## [Problem to solve]
Every record must appear in your copy exactly as written, with no pictures.

── Supplied material ──

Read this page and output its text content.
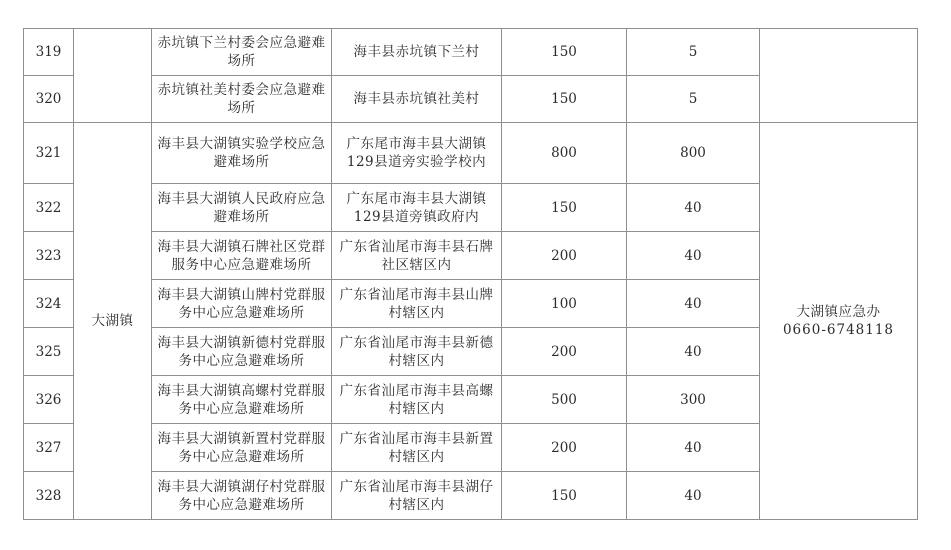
319		赤坑镇下兰村委会应急避难场所	海丰县赤坑镇下兰村	150	5	
320		赤坑镇社美村委会应急避难场所	海丰县赤坑镇社美村	150	5	
321	大湖镇	海丰县大湖镇实验学校应急避难场所	广东尾市海丰县大湖镇129县道旁实验学校内	800	800	大湖镇应急办
0660-6748118

322		海丰县大湖镇人民政府应急避难场所	广东尾市海丰县大湖镇129县道旁镇政府内	150	40	
323		海丰县大湖镇石牌社区党群服务中心应急避难场所	广东省汕尾市海丰县石牌社区辖区内	200	40	
324		海丰县大湖镇山牌村党群服务中心应急避难场所	广东省汕尾市海丰县山牌村辖区内	100	40	
325		海丰县大湖镇新德村党群服务中心应急避难场所	广东省汕尾市海丰县新德村辖区内	200	40	
326		海丰县大湖镇高螺村党群服务中心应急避难场所	广东省汕尾市海丰县高螺村辖区内	500	300	
327		海丰县大湖镇新置村党群服务中心应急避难场所	广东省汕尾市海丰县新置村辖区内	200	40	
328		海丰县大湖镇湖仔村党群服务中心应急避难场所	广东省汕尾市海丰县湖仔村辖区内	150	40	
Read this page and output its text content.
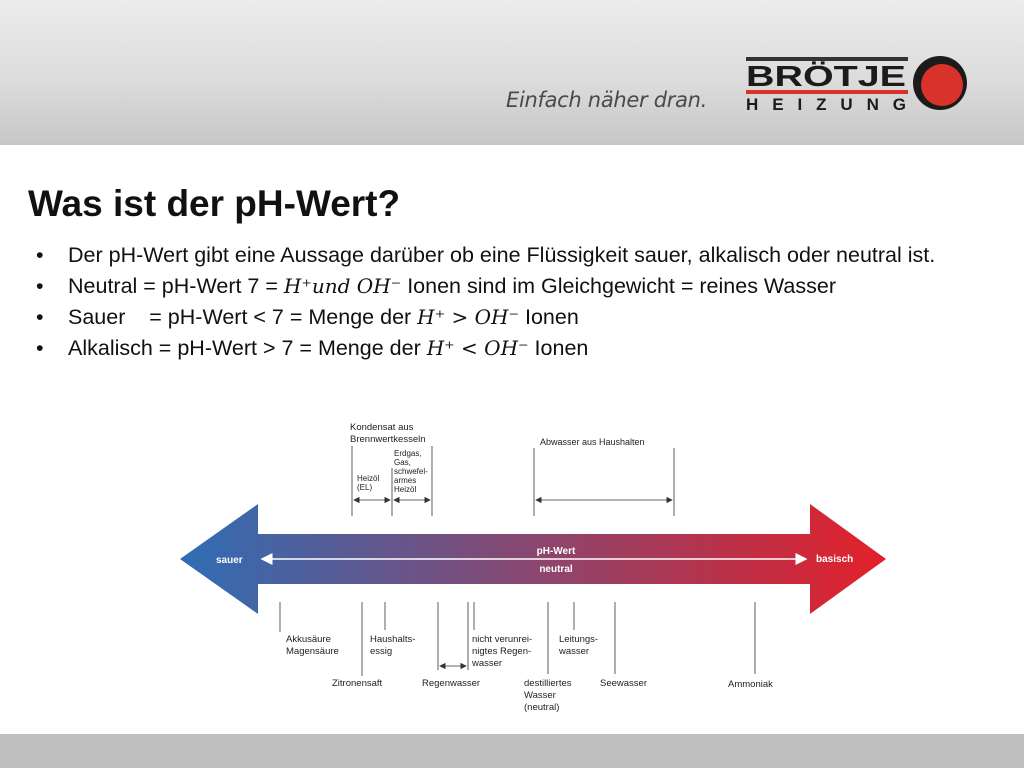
Einfach näher dran.
BRÖTJE
HEIZUNG
Was ist der pH-Wert?
• Der pH-Wert gibt eine Aussage darüber ob eine Flüssigkeit sauer, alkalisch oder neutral ist.
• Neutral = pH-Wert 7 = H⁺und OH⁻ Ionen sind im Gleichgewicht = reines Wasser
• Sauer    = pH-Wert < 7 = Menge der H⁺ > OH⁻ Ionen
• Alkalisch = pH-Wert > 7 = Menge der H⁺ < OH⁻ Ionen
sauer	basisch
pH-Wert
neutral
0	1	2	3	4	5	6	7	8	9	10	11	12	13
0	1	2	3	4	5	6	7	8	9	10	11	12	13
Kondensat aus Brennwertkesseln
Heizöl (EL)
Erdgas, Gas, schwefel-armes Heizöl
Abwasser aus Haushalten
Akkusäure Magensäure
Zitronensaft
Haushalts-essig
Regenwasser
nicht verunrei-nigtes Regen-wasser
destilliertes Wasser (neutral)
Leitungs-wasser
Seewasser	Ammoniak
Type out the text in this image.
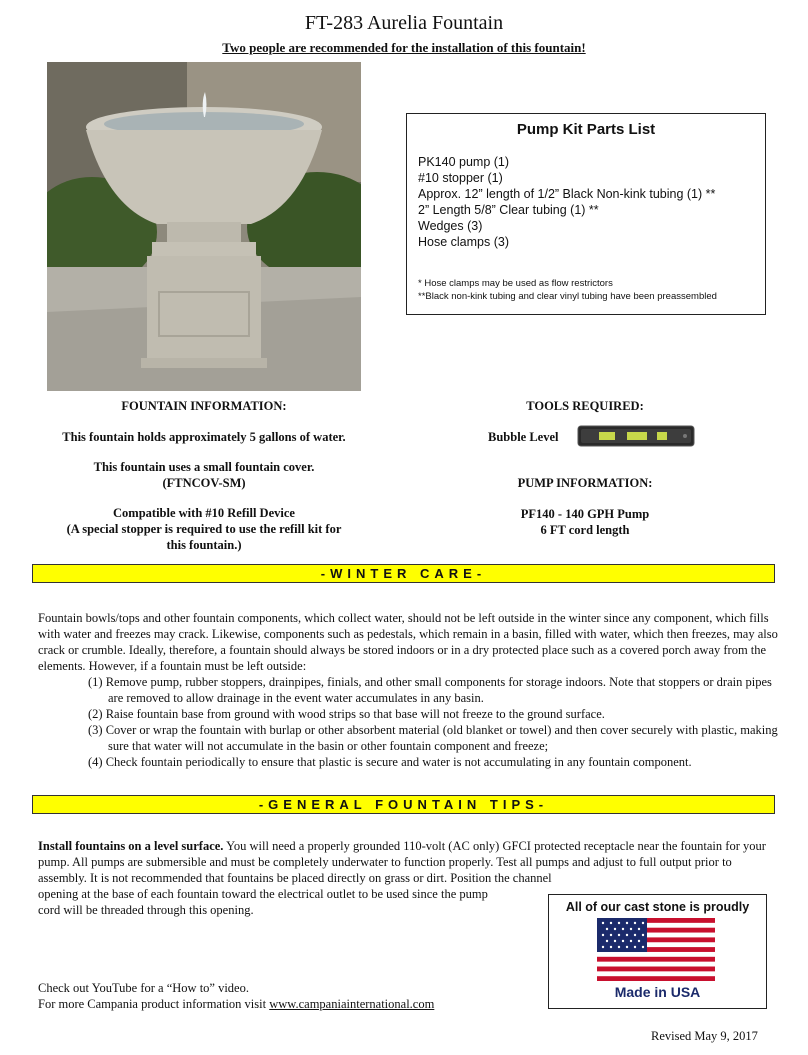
FT-283 Aurelia Fountain
Two people are recommended for the installation of this fountain!
Pump Kit Parts List
PK140 pump (1)
#10 stopper (1)
Approx. 12” length of 1/2” Black Non-kink tubing (1) **
2” Length 5/8” Clear tubing (1) **
Wedges (3)
Hose clamps (3)
* Hose clamps may be used as flow restrictors
**Black non-kink tubing and clear vinyl tubing have been preassembled
FOUNTAIN INFORMATION:
This fountain holds approximately 5 gallons of water.
This fountain uses a small fountain cover.
(FTNCOV-SM)
Compatible with #10 Refill Device
(A special stopper is required to use the refill kit for
this fountain.)
TOOLS REQUIRED:
Bubble Level
PUMP INFORMATION:
PF140 - 140 GPH Pump
6 FT cord length
-WINTER CARE-
Fountain bowls/tops and other fountain components, which collect water, should not be left outside in the winter since any component, which fills with water and freezes may crack. Likewise, components such as pedestals, which remain in a basin, filled with water, which then freezes, may also crack or crumble. Ideally, therefore, a fountain should always be stored indoors or in a dry protected place such as a covered porch away from the elements. However, if a fountain must be left outside:
(1) Remove pump, rubber stoppers, drainpipes, finials, and other small components for storage indoors. Note that stoppers or drain pipes are removed to allow drainage in the event water accumulates in any basin.
(2) Raise fountain base from ground with wood strips so that base will not freeze to the ground surface.
(3) Cover or wrap the fountain with burlap or other absorbent material (old blanket or towel) and then cover securely with plastic, making sure that water will not accumulate in the basin or other fountain component and freeze;
(4) Check fountain periodically to ensure that plastic is secure and water is not accumulating in any fountain component.
-GENERAL FOUNTAIN TIPS-
Install fountains on a level surface. You will need a properly grounded 110-volt (AC only) GFCI protected receptacle near the fountain for your pump. All pumps are submersible and must be completely underwater to function properly. Test all pumps and adjust to full output prior to assembly. It is not recommended that fountains be placed directly on grass or dirt. Position the channel
opening at the base of each fountain toward the electrical outlet to be used since the pump
cord will be threaded through this opening.	All of our cast stone is proudly
Made in USA
Check out YouTube for a “How to” video.
For more Campania product information visit www.campaniainternational.com
Revised May 9, 2017
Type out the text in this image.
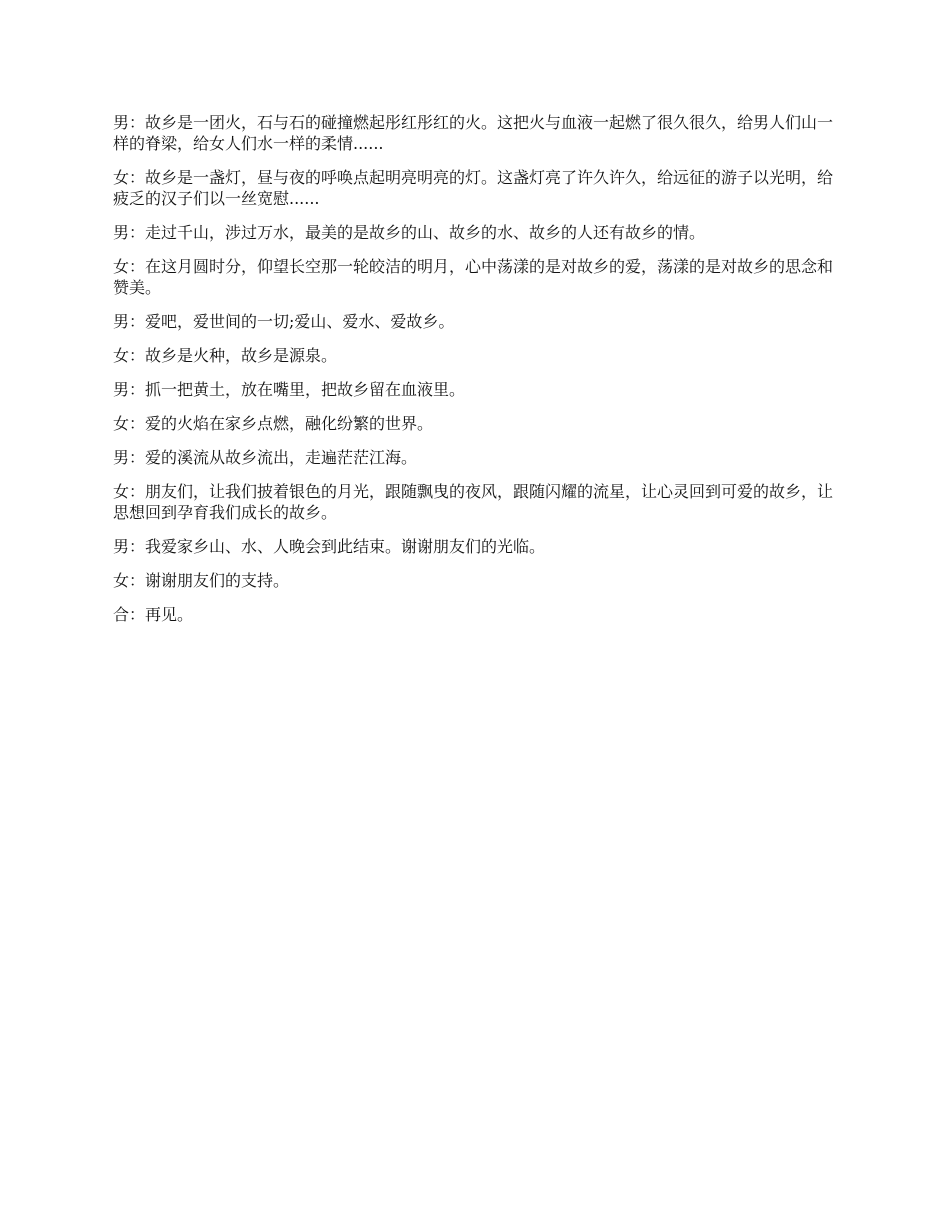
男：故乡是一团火，石与石的碰撞燃起彤红彤红的火。这把火与血液一起燃了很久很久，给男人们山一样的脊梁，给女人们水一样的柔情......

女：故乡是一盏灯，昼与夜的呼唤点起明亮明亮的灯。这盏灯亮了许久许久，给远征的游子以光明，给疲乏的汉子们以一丝宽慰......

男：走过千山，涉过万水，最美的是故乡的山、故乡的水、故乡的人还有故乡的情。

女：在这月圆时分，仰望长空那一轮皎洁的明月，心中荡漾的是对故乡的爱，荡漾的是对故乡的思念和赞美。

男：爱吧，爱世间的一切;爱山、爱水、爱故乡。

女：故乡是火种，故乡是源泉。

男：抓一把黄土，放在嘴里，把故乡留在血液里。

女：爱的火焰在家乡点燃，融化纷繁的世界。

男：爱的溪流从故乡流出，走遍茫茫江海。

女：朋友们，让我们披着银色的月光，跟随飘曳的夜风，跟随闪耀的流星，让心灵回到可爱的故乡，让思想回到孕育我们成长的故乡。

男：我爱家乡山、水、人晚会到此结束。谢谢朋友们的光临。

女：谢谢朋友们的支持。

合：再见。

───

## [Complete response]
Read this page and output its text content.
319		赤坑镇下兰村委会应急避难场所	海丰县赤坑镇下兰村	150	5	
320		赤坑镇社美村委会应急避难场所	海丰县赤坑镇社美村	150	5	
321	大湖镇	海丰县大湖镇实验学校应急避难场所	广东尾市海丰县大湖镇129县道旁实验学校内	800	800	大湖镇应急办
0660-6748118

322		海丰县大湖镇人民政府应急避难场所	广东尾市海丰县大湖镇129县道旁镇政府内	150	40	
323		海丰县大湖镇石牌社区党群服务中心应急避难场所	广东省汕尾市海丰县石牌社区辖区内	200	40	
324		海丰县大湖镇山牌村党群服务中心应急避难场所	广东省汕尾市海丰县山牌村辖区内	100	40	
325		海丰县大湖镇新德村党群服务中心应急避难场所	广东省汕尾市海丰县新德村辖区内	200	40	
326		海丰县大湖镇高螺村党群服务中心应急避难场所	广东省汕尾市海丰县高螺村辖区内	500	300	
327		海丰县大湖镇新置村党群服务中心应急避难场所	广东省汕尾市海丰县新置村辖区内	200	40	
328		海丰县大湖镇湖仔村党群服务中心应急避难场所	广东省汕尾市海丰县湖仔村辖区内	150	40	
Read this page and output its text content.
Einfach näher dran.
BRÖTJE
HEIZUNG
Was ist der pH-Wert?
• Der pH-Wert gibt eine Aussage darüber ob eine Flüssigkeit sauer, alkalisch oder neutral ist.
• Neutral = pH-Wert 7 = H⁺und OH⁻ Ionen sind im Gleichgewicht = reines Wasser
• Sauer    = pH-Wert < 7 = Menge der H⁺ > OH⁻ Ionen
• Alkalisch = pH-Wert > 7 = Menge der H⁺ < OH⁻ Ionen
sauer	basisch
pH-Wert
neutral
0	1	2	3	4	5	6	7	8	9	10	11	12	13
0	1	2	3	4	5	6	7	8	9	10	11	12	13
Kondensat aus Brennwertkesseln
Heizöl (EL)
Erdgas, Gas, schwefel-armes Heizöl
Abwasser aus Haushalten
Akkusäure Magensäure
Zitronensaft
Haushalts-essig
Regenwasser
nicht verunrei-nigtes Regen-wasser
destilliertes Wasser (neutral)
Leitungs-wasser
Seewasser	Ammoniak
Type out the text in this image.
FT-283 Aurelia Fountain
Two people are recommended for the installation of this fountain!
Pump Kit Parts List
PK140 pump (1)
#10 stopper (1)
Approx. 12” length of 1/2” Black Non-kink tubing (1) **
2” Length 5/8” Clear tubing (1) **
Wedges (3)
Hose clamps (3)
* Hose clamps may be used as flow restrictors
**Black non-kink tubing and clear vinyl tubing have been preassembled
FOUNTAIN INFORMATION:
This fountain holds approximately 5 gallons of water.
This fountain uses a small fountain cover.
(FTNCOV-SM)
Compatible with #10 Refill Device
(A special stopper is required to use the refill kit for
this fountain.)
TOOLS REQUIRED:
Bubble Level
PUMP INFORMATION:
PF140 - 140 GPH Pump
6 FT cord length
-WINTER CARE-
Fountain bowls/tops and other fountain components, which collect water, should not be left outside in the winter since any component, which fills with water and freezes may crack. Likewise, components such as pedestals, which remain in a basin, filled with water, which then freezes, may also crack or crumble. Ideally, therefore, a fountain should always be stored indoors or in a dry protected place such as a covered porch away from the elements. However, if a fountain must be left outside:
(1) Remove pump, rubber stoppers, drainpipes, finials, and other small components for storage indoors. Note that stoppers or drain pipes are removed to allow drainage in the event water accumulates in any basin.
(2) Raise fountain base from ground with wood strips so that base will not freeze to the ground surface.
(3) Cover or wrap the fountain with burlap or other absorbent material (old blanket or towel) and then cover securely with plastic, making sure that water will not accumulate in the basin or other fountain component and freeze;
(4) Check fountain periodically to ensure that plastic is secure and water is not accumulating in any fountain component.
-GENERAL FOUNTAIN TIPS-
Install fountains on a level surface. You will need a properly grounded 110-volt (AC only) GFCI protected receptacle near the fountain for your pump. All pumps are submersible and must be completely underwater to function properly. Test all pumps and adjust to full output prior to assembly. It is not recommended that fountains be placed directly on grass or dirt. Position the channel
opening at the base of each fountain toward the electrical outlet to be used since the pump
cord will be threaded through this opening.	All of our cast stone is proudly
Made in USA
Check out YouTube for a “How to” video.
For more Campania product information visit www.campaniainternational.com
Revised May 9, 2017
Type out the text in this image.
男：故乡是一团火，石与石的碰撞燃起彤红彤红的火。这把火与血液一起燃了很久很久，给男人们山一样的脊梁，给女人们水一样的柔情......

女：故乡是一盏灯，昼与夜的呼唤点起明亮明亮的灯。这盏灯亮了许久许久，给远征的游子以光明，给疲乏的汉子们以一丝宽慰......

男：走过千山，涉过万水，最美的是故乡的山、故乡的水、故乡的人还有故乡的情。

女：在这月圆时分，仰望长空那一轮皎洁的明月，心中荡漾的是对故乡的爱，荡漾的是对故乡的思念和赞美。

男：爱吧，爱世间的一切;爱山、爱水、爱故乡。

女：故乡是火种，故乡是源泉。

男：抓一把黄土，放在嘴里，把故乡留在血液里。

女：爱的火焰在家乡点燃，融化纷繁的世界。

男：爱的溪流从故乡流出，走遍茫茫江海。

女：朋友们，让我们披着银色的月光，跟随飘曳的夜风，跟随闪耀的流星，让心灵回到可爱的故乡，让思想回到孕育我们成长的故乡。

男：我爱家乡山、水、人晚会到此结束。谢谢朋友们的光临。

女：谢谢朋友们的支持。

合：再见。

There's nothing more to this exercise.